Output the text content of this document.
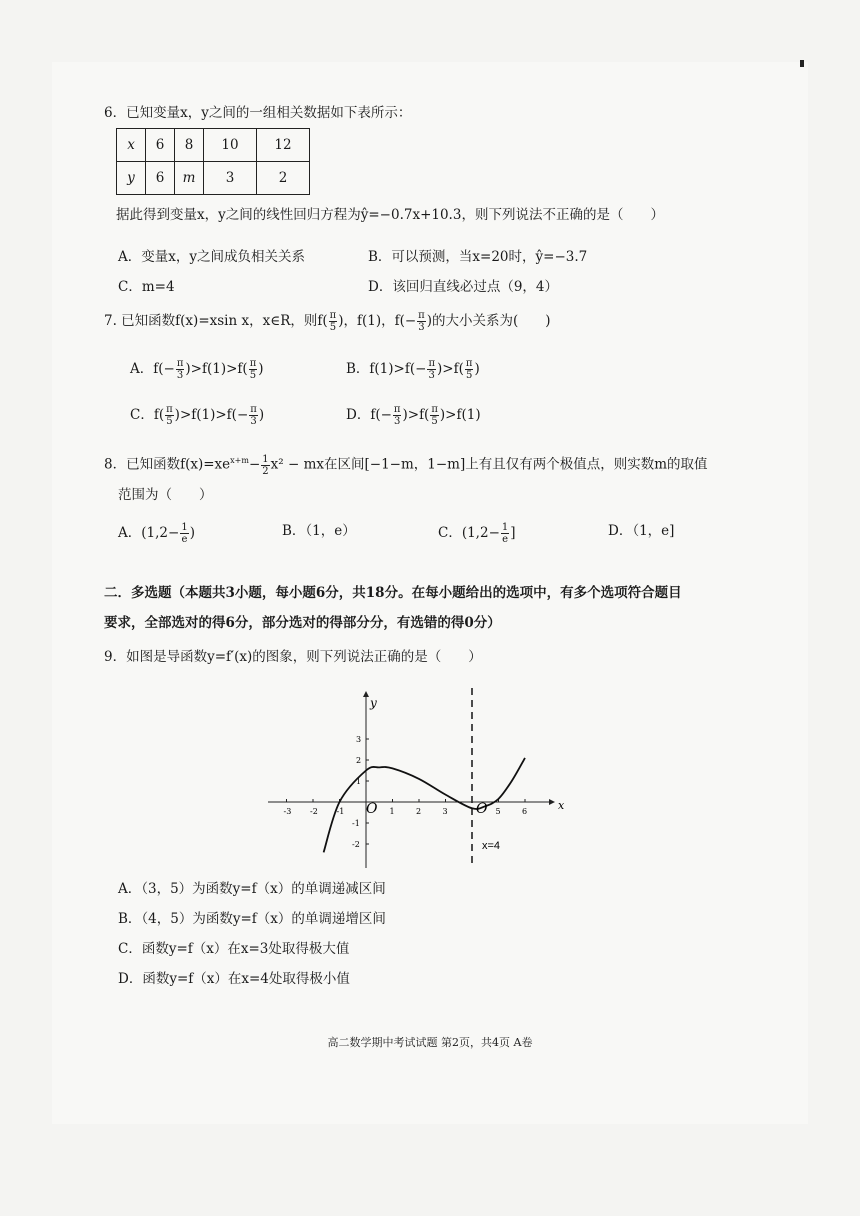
6．已知变量x，y之间的一组相关数据如下表所示：
x	6	8	10	12
y	6	m	3	2
据此得到变量x，y之间的线性回归方程为ŷ=−0.7x+10.3，则下列说法不正确的是（　　）
A．变量x，y之间成负相关关系	B．可以预测，当x=20时，ŷ=−3.7
C．m=4	D．该回归直线必过点（9，4）
7. 已知函数f(x)=xsin x，x∈R，则$f( \frac{\pi}{5}$ )，f(1)，$f(- \frac{\pi}{3}$ )的大小关系为(　　)
A．$f(- \frac{\pi}{3} )>f(1)>f( \frac{\pi}{5}$ )	B．$f(1)>f(- \frac{\pi}{3} )>f( \frac{\pi}{5}$ )
C．$f( \frac{\pi}{5} )>f(1)>f(- \frac{\pi}{3}$ )	D．$f(- \frac{\pi}{3} )>f( \frac{\pi}{5} )>f(1)$
8．已知函数$f(x)=xe^{x+m}- \frac{1}{2} x^2$ − mx在区间[−1−m，1−m]上有且仅有两个极值点，则实数m的取值
范围为（　　）
A．($1,2- \frac{1}{e}$ )	B．（1，e）	C．($1,2- \frac{1}{e}$ ]	D．（1，e]
二．多选题（本题共3小题，每小题6分，共18分。在每小题给出的选项中，有多个选项符合题目
要求，全部选对的得6分，部分选对的得部分分，有选错的得0分）
9．如图是导函数y=f′(x)的图象，则下列说法正确的是（　　）
-3 -2 -1	1	2	3	5	6
3
2
1
-1
-2
x
y
O	O
x=4
A．（3，5）为函数y=f（x）的单调递减区间
B．（4，5）为函数y=f（x）的单调递增区间
C．函数y=f（x）在x=3处取得极大值
D．函数y=f（x）在x=4处取得极小值
高二数学期中考试试题 第2页，共4页 A卷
_ _ _ _
EXERCISE REQUIREMENTS:
Apart from the pictures, the entries above are to be repeated in full and exactly.

SOLVED EXERCISE:
Output the text content of this document.
6．已知变量x，y之间的一组相关数据如下表所示：
x	6	8	10	12
y	6	m	3	2
据此得到变量x，y之间的线性回归方程为ŷ=−0.7x+10.3，则下列说法不正确的是（　　）
A．变量x，y之间成负相关关系	B．可以预测，当x=20时，ŷ=−3.7
C．m=4	D．该回归直线必过点（9，4）
7. 已知函数f(x)=xsin x，x∈R，则$f( \frac{\pi}{5}$ )，f(1)，$f(- \frac{\pi}{3}$ )的大小关系为(　　)
A．$f(- \frac{\pi}{3} )>f(1)>f( \frac{\pi}{5}$ )	B．$f(1)>f(- \frac{\pi}{3} )>f( \frac{\pi}{5}$ )
C．$f( \frac{\pi}{5} )>f(1)>f(- \frac{\pi}{3}$ )	D．$f(- \frac{\pi}{3} )>f( \frac{\pi}{5} )>f(1)$
8．已知函数$f(x)=xe^{x+m}- \frac{1}{2} x^2$ − mx在区间[−1−m，1−m]上有且仅有两个极值点，则实数m的取值
范围为（　　）
A．($1,2- \frac{1}{e}$ )	B．（1，e）	C．($1,2- \frac{1}{e}$ ]	D．（1，e]
二．多选题（本题共3小题，每小题6分，共18分。在每小题给出的选项中，有多个选项符合题目
要求，全部选对的得6分，部分选对的得部分分，有选错的得0分）
9．如图是导函数y=f′(x)的图象，则下列说法正确的是（　　）
-3 -2 -1	1	2	3	5	6
3
2
1
-1
-2
x
y
O	O
x=4
A．（3，5）为函数y=f（x）的单调递减区间
B．（4，5）为函数y=f（x）的单调递增区间
C．函数y=f（x）在x=3处取得极大值
D．函数y=f（x）在x=4处取得极小值
高二数学期中考试试题 第2页，共4页 A卷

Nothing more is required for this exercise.